Dataset items
<<<<
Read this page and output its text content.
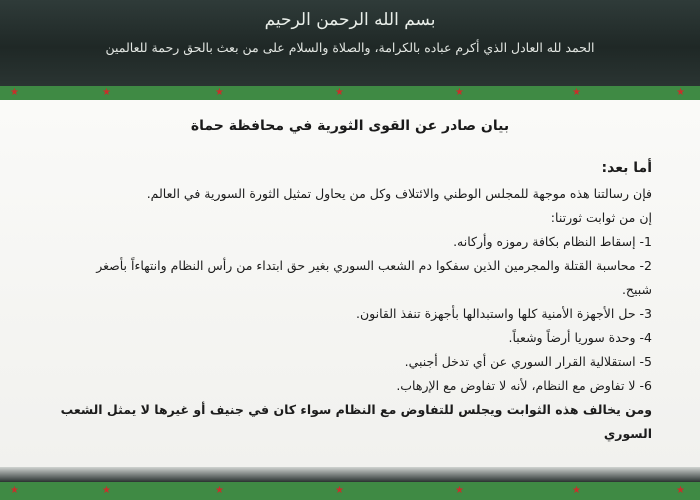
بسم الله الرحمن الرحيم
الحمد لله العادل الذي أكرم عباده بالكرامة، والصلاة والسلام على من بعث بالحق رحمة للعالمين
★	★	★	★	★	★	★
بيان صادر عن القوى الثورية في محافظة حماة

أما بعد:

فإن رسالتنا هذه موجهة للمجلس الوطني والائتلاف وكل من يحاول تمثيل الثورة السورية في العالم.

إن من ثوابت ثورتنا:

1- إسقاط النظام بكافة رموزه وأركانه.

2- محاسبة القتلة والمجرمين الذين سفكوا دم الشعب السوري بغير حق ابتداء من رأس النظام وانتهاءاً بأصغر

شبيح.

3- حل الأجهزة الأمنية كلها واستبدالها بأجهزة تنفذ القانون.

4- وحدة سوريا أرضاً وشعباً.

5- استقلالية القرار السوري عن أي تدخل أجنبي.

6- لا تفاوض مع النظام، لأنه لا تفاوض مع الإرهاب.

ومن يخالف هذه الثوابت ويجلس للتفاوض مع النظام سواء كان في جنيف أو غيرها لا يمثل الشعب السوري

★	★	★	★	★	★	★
>>>>
Problem to solve —
Write the records out again in full, exactly, and skip every picture.

Response to the task —
Read this page and output its text content.
بسم الله الرحمن الرحيم
الحمد لله العادل الذي أكرم عباده بالكرامة، والصلاة والسلام على من بعث بالحق رحمة للعالمين
★	★	★	★	★	★	★
بيان صادر عن القوى الثورية في محافظة حماة

أما بعد:

فإن رسالتنا هذه موجهة للمجلس الوطني والائتلاف وكل من يحاول تمثيل الثورة السورية في العالم.

إن من ثوابت ثورتنا:

1- إسقاط النظام بكافة رموزه وأركانه.

2- محاسبة القتلة والمجرمين الذين سفكوا دم الشعب السوري بغير حق ابتداء من رأس النظام وانتهاءاً بأصغر

شبيح.

3- حل الأجهزة الأمنية كلها واستبدالها بأجهزة تنفذ القانون.

4- وحدة سوريا أرضاً وشعباً.

5- استقلالية القرار السوري عن أي تدخل أجنبي.

6- لا تفاوض مع النظام، لأنه لا تفاوض مع الإرهاب.

ومن يخالف هذه الثوابت ويجلس للتفاوض مع النظام سواء كان في جنيف أو غيرها لا يمثل الشعب السوري

★	★	★	★	★	★	★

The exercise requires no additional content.